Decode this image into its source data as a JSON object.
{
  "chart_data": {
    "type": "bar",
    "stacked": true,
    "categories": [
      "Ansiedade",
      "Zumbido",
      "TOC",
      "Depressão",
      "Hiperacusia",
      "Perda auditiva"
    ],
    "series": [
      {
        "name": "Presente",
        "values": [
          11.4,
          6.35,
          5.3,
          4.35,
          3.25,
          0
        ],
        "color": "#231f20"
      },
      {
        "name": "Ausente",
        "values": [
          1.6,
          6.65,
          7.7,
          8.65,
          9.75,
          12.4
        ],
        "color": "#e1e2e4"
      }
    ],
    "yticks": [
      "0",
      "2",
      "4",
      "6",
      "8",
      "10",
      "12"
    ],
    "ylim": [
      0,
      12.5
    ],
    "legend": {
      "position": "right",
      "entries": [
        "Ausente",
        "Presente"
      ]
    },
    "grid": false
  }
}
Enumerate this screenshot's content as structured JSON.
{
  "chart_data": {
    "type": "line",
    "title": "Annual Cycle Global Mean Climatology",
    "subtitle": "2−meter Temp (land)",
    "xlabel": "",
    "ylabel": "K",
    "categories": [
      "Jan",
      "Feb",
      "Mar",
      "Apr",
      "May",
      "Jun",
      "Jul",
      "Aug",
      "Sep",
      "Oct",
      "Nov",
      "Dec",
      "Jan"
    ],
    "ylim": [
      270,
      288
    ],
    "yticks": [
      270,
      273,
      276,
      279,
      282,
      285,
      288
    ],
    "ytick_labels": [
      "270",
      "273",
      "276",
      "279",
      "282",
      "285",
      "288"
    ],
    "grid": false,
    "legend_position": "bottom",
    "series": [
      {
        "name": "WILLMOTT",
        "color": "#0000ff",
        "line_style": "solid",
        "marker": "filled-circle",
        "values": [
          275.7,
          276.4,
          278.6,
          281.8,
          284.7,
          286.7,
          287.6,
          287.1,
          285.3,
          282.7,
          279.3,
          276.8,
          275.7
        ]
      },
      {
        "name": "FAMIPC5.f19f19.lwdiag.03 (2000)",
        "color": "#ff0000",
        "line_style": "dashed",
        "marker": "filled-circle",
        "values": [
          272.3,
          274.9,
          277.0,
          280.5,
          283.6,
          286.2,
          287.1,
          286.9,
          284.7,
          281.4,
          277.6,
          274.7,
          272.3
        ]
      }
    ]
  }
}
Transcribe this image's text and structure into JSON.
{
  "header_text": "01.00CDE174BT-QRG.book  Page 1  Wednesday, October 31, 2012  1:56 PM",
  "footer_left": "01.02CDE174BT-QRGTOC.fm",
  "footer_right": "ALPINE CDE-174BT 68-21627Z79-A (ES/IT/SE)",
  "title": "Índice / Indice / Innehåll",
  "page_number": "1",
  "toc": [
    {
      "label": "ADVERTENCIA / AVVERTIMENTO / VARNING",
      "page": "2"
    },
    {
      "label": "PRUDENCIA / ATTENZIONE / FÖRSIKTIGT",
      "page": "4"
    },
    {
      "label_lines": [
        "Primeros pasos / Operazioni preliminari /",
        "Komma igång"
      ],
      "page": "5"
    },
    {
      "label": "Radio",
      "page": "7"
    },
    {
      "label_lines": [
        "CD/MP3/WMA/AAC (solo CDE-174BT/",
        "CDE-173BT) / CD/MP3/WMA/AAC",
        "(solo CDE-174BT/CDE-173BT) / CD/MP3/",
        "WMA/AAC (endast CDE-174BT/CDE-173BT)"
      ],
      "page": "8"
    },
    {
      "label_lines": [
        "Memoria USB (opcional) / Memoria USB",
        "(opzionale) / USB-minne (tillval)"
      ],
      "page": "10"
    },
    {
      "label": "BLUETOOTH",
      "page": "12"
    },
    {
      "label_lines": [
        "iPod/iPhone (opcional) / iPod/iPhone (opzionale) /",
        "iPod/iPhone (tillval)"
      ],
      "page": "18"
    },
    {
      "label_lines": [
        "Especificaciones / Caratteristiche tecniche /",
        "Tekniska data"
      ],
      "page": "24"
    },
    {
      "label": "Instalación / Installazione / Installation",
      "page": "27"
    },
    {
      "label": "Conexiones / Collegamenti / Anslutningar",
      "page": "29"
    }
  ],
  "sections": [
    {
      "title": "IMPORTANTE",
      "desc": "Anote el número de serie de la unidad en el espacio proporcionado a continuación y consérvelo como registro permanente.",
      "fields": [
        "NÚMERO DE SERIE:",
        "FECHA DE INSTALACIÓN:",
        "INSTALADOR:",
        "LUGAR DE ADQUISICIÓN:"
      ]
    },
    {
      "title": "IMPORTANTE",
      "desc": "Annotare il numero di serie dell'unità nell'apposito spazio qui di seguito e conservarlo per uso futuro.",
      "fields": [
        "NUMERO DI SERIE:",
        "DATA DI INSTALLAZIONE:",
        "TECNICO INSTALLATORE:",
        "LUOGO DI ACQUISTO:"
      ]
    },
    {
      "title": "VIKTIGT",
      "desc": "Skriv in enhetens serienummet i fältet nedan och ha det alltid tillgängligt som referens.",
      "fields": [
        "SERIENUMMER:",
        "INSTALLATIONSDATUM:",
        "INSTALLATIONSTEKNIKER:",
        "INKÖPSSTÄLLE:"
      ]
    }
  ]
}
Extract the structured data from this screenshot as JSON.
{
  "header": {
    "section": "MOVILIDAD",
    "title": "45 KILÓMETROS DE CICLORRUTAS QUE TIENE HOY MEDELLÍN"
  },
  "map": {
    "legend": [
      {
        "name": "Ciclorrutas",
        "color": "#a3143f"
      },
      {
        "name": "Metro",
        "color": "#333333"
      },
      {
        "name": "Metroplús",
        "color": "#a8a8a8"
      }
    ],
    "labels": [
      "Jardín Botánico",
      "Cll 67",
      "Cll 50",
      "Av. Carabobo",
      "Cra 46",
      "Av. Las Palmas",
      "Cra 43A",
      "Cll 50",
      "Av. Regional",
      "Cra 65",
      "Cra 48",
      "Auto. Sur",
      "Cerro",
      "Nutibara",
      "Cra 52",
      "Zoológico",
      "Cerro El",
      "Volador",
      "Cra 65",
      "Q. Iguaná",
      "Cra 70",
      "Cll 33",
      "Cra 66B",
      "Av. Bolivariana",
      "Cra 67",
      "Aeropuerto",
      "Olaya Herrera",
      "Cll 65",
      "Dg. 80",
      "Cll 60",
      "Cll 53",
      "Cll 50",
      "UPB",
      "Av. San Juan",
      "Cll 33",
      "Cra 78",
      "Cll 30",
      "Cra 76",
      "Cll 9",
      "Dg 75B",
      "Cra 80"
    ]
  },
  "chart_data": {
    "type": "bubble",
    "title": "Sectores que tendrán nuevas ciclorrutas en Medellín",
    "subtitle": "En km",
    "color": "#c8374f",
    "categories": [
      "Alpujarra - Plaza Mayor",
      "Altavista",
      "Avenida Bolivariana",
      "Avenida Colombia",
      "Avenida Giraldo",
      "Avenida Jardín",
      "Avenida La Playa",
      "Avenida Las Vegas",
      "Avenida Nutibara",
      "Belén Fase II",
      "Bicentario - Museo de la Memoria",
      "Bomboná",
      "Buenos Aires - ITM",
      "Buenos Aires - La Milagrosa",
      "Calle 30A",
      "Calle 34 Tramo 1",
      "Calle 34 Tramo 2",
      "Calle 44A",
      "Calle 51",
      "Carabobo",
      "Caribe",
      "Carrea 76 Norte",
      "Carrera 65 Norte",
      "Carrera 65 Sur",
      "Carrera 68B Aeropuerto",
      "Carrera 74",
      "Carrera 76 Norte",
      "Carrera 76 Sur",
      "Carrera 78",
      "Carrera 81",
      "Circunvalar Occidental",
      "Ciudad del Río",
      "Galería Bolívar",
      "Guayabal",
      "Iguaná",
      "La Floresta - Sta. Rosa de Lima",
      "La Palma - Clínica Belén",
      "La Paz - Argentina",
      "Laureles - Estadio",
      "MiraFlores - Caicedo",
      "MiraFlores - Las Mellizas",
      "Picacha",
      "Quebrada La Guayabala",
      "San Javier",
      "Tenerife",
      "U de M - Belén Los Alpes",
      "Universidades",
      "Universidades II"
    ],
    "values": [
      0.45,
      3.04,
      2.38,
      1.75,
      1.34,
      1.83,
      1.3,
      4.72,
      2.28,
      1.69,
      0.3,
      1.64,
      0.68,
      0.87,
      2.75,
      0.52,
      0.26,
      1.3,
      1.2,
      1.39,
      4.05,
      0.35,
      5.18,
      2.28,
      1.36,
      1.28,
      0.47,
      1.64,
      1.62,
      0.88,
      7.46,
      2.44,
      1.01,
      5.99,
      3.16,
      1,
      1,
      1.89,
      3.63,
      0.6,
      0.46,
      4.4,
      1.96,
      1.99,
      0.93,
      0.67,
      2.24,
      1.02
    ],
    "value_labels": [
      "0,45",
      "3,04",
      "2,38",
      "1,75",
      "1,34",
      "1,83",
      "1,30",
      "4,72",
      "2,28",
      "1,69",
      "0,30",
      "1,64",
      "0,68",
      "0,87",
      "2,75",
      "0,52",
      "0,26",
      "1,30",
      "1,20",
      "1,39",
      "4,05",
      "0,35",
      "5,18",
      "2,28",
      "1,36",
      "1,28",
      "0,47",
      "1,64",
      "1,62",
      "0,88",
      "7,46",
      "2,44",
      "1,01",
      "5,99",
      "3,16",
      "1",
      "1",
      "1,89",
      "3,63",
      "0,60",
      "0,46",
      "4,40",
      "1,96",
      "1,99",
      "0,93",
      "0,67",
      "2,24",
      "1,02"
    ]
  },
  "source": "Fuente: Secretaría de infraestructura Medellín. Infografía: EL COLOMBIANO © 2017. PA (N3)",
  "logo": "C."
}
-- -- --
> _Objective_
What is the number of lines in the records that contain the string "Buenos"? Give only that number.

> _Output for this exercise_
2